• _Exercise_
Please output exactly the run of lines that starts at the line with "Output the text content of this document." and ends at the last line of the records below.

• _Data to process_
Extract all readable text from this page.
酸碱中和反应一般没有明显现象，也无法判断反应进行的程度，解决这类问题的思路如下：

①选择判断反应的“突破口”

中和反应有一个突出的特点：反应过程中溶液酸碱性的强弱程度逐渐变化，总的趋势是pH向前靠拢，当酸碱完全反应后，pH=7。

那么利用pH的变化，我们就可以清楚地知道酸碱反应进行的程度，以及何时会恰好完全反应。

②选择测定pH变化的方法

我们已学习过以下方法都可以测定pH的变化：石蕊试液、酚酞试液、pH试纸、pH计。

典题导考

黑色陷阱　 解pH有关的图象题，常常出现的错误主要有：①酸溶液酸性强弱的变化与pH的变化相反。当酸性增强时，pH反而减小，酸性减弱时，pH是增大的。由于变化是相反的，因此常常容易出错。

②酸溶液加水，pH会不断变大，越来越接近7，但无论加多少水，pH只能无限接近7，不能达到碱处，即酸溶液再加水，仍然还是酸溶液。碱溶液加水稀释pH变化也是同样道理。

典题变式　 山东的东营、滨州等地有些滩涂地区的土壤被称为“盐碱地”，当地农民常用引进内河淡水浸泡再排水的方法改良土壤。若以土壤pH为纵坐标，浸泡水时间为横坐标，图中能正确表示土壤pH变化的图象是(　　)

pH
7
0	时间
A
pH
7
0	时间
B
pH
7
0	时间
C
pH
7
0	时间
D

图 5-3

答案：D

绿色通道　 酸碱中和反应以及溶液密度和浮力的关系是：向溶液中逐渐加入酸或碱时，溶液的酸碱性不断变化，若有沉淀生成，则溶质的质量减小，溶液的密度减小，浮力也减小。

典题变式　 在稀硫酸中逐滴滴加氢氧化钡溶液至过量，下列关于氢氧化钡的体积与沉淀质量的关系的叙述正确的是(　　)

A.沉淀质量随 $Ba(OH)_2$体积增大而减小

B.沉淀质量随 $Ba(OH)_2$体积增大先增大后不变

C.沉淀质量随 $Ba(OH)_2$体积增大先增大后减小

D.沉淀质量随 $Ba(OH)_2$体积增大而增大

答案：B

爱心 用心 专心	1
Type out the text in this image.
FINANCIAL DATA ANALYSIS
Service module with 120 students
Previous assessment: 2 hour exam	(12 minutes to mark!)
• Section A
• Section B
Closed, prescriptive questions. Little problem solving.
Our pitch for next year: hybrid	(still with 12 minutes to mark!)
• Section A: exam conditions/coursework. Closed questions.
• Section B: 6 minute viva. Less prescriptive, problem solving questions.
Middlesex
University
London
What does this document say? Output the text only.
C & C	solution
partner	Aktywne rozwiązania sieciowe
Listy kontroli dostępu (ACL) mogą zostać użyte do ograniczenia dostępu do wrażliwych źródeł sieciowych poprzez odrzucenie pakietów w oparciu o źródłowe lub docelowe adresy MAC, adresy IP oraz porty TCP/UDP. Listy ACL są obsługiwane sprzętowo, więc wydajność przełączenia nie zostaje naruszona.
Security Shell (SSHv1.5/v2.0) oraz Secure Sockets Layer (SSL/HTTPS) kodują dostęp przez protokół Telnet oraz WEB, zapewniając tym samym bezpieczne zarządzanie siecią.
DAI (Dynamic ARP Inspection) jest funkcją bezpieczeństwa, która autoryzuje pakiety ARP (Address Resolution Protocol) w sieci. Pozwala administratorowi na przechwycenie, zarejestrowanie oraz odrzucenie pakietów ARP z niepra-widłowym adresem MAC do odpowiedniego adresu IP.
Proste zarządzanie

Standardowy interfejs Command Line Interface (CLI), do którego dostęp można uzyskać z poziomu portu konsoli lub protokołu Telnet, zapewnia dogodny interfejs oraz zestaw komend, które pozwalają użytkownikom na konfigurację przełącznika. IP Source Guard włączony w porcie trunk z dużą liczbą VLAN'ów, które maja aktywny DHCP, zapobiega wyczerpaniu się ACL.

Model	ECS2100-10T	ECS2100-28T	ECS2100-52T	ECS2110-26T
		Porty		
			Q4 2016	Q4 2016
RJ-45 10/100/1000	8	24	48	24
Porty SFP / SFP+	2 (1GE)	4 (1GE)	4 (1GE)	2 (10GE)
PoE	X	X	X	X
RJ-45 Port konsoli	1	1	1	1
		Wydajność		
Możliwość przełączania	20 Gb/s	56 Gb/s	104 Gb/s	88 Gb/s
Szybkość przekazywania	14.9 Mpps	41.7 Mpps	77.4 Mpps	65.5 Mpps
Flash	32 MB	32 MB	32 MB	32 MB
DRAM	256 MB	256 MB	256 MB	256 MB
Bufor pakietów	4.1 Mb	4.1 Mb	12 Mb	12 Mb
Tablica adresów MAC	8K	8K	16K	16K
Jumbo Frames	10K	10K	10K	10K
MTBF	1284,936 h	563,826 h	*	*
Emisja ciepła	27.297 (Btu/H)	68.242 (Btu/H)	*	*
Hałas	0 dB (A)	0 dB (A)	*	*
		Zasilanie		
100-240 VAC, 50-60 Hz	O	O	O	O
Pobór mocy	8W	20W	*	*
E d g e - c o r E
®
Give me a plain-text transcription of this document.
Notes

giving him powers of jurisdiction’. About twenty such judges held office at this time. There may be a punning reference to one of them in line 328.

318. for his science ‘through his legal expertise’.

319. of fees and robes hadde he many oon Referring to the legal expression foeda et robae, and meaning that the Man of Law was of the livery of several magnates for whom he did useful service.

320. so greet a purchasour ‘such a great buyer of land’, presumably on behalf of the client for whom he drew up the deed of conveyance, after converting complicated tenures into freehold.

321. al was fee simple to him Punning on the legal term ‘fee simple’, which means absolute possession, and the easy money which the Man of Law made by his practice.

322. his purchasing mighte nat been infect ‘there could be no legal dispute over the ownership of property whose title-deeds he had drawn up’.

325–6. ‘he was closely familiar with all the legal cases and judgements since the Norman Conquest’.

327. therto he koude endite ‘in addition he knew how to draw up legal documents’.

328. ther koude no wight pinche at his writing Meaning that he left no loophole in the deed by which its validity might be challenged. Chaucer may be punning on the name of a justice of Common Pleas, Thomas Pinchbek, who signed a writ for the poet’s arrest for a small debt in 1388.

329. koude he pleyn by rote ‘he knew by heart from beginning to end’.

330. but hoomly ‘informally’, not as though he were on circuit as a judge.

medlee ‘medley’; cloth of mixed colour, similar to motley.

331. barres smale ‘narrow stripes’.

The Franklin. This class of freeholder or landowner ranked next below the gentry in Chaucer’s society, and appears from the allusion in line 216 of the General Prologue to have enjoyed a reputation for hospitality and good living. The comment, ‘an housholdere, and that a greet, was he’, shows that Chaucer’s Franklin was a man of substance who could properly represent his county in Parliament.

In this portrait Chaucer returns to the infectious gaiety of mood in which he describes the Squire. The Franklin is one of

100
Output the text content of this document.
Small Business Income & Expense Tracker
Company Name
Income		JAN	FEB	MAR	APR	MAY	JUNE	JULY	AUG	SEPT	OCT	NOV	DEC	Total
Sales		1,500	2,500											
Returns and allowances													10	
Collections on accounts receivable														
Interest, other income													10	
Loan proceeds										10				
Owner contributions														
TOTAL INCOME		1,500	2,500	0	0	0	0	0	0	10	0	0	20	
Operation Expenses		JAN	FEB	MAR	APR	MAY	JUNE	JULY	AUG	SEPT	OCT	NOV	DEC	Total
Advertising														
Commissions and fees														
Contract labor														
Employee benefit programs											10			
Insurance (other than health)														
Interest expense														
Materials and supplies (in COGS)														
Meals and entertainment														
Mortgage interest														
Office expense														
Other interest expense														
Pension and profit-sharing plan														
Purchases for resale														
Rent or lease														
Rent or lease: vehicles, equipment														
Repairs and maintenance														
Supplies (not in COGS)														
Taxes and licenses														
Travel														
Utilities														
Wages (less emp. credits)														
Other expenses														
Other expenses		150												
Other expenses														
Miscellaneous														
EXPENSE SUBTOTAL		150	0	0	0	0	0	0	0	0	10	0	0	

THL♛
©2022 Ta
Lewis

• _Solution_
Output the text content of this document.
Small Business Income & Expense Tracker
Company Name
Income		JAN	FEB	MAR	APR	MAY	JUNE	JULY	AUG	SEPT	OCT	NOV	DEC	Total
Sales		1,500	2,500											
Returns and allowances													10	
Collections on accounts receivable														
Interest, other income													10	
Loan proceeds										10				
Owner contributions														
TOTAL INCOME		1,500	2,500	0	0	0	0	0	0	10	0	0	20	
Operation Expenses		JAN	FEB	MAR	APR	MAY	JUNE	JULY	AUG	SEPT	OCT	NOV	DEC	Total
Advertising														
Commissions and fees														
Contract labor														
Employee benefit programs											10			
Insurance (other than health)														
Interest expense														
Materials and supplies (in COGS)														
Meals and entertainment														
Mortgage interest														
Office expense														
Other interest expense														
Pension and profit-sharing plan														
Purchases for resale														
Rent or lease														
Rent or lease: vehicles, equipment														
Repairs and maintenance														
Supplies (not in COGS)														
Taxes and licenses														
Travel														
Utilities														
Wages (less emp. credits)														
Other expenses														
Other expenses		150												
Other expenses														
Miscellaneous														
EXPENSE SUBTOTAL		150	0	0	0	0	0	0	0	0	10	0	0	

THL♛
©2022 Ta
Lewis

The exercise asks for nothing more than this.